■ What is needed
All the entries need to be quoted exactly, apart from the pictures, which you should drop.

### Data shown

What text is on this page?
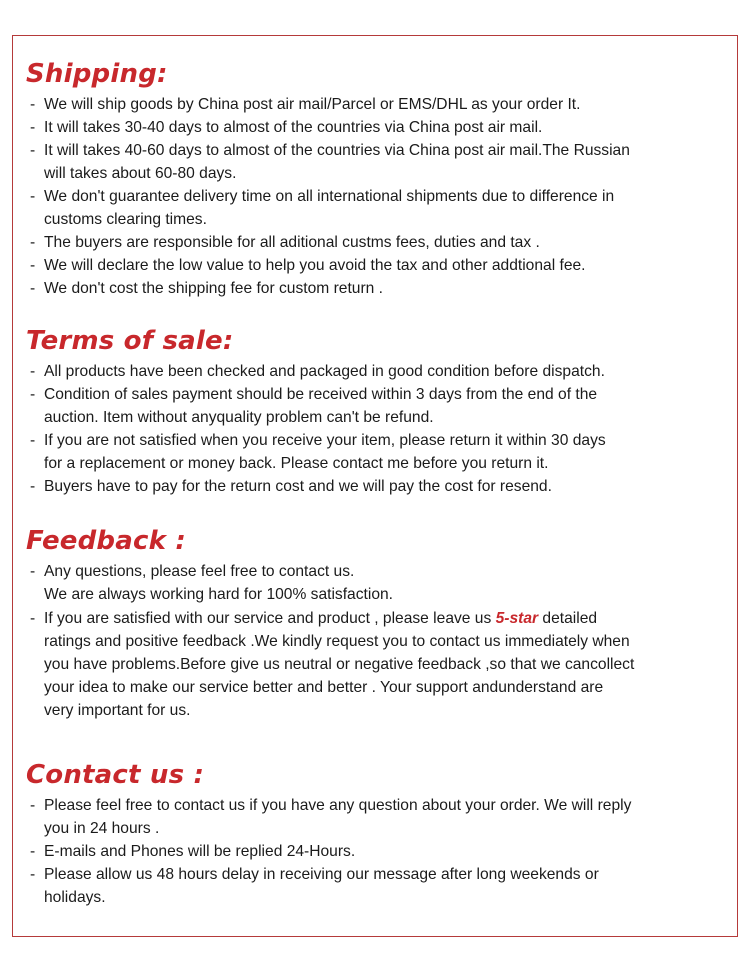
Shipping:
- We will ship goods by China post air mail/Parcel or EMS/DHL as your order It.
- It will takes 30-40 days to almost of the countries via China post air mail.
- It will takes 40-60 days to almost of the countries via China post air mail.The Russian
will takes about 60-80 days.
- We don't guarantee delivery time on all international shipments due to difference in
customs clearing times.
- The buyers are responsible for all aditional custms fees, duties and tax .
- We will declare the low value to help you avoid the tax and other addtional fee.
- We don't cost the shipping fee for custom return .
Terms of sale:
- All products have been checked and packaged in good condition before dispatch.
- Condition of sales payment should be received within 3 days from the end of the
auction. Item without anyquality problem can't be refund.
- If you are not satisfied when you receive your item, please return it within 30 days
for a replacement or money back. Please contact me before you return it.
- Buyers have to pay for the return cost and we will pay the cost for resend.
Feedback :
- Any questions, please feel free to contact us.
We are always working hard for 100% satisfaction.
- If you are satisfied with our service and product , please leave us 5-star detailed
ratings and positive feedback .We kindly request you to contact us immediately when
you have problems.Before give us neutral or negative feedback ,so that we cancollect
your idea to make our service better and better . Your support andunderstand are
very important for us.
Contact us :
- Please feel free to contact us if you have any question about your order. We will reply
you in 24 hours .
- E-mails and Phones will be replied 24-Hours.
- Please allow us 48 hours delay in receiving our message after long weekends or
holidays.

######

■ Worked answer
What text is on this page?
Shipping:
- We will ship goods by China post air mail/Parcel or EMS/DHL as your order It.
- It will takes 30-40 days to almost of the countries via China post air mail.
- It will takes 40-60 days to almost of the countries via China post air mail.The Russian
will takes about 60-80 days.
- We don't guarantee delivery time on all international shipments due to difference in
customs clearing times.
- The buyers are responsible for all aditional custms fees, duties and tax .
- We will declare the low value to help you avoid the tax and other addtional fee.
- We don't cost the shipping fee for custom return .
Terms of sale:
- All products have been checked and packaged in good condition before dispatch.
- Condition of sales payment should be received within 3 days from the end of the
auction. Item without anyquality problem can't be refund.
- If you are not satisfied when you receive your item, please return it within 30 days
for a replacement or money back. Please contact me before you return it.
- Buyers have to pay for the return cost and we will pay the cost for resend.
Feedback :
- Any questions, please feel free to contact us.
We are always working hard for 100% satisfaction.
- If you are satisfied with our service and product , please leave us 5-star detailed
ratings and positive feedback .We kindly request you to contact us immediately when
you have problems.Before give us neutral or negative feedback ,so that we cancollect
your idea to make our service better and better . Your support andunderstand are
very important for us.
Contact us :
- Please feel free to contact us if you have any question about your order. We will reply
you in 24 hours .
- E-mails and Phones will be replied 24-Hours.
- Please allow us 48 hours delay in receiving our message after long weekends or
holidays.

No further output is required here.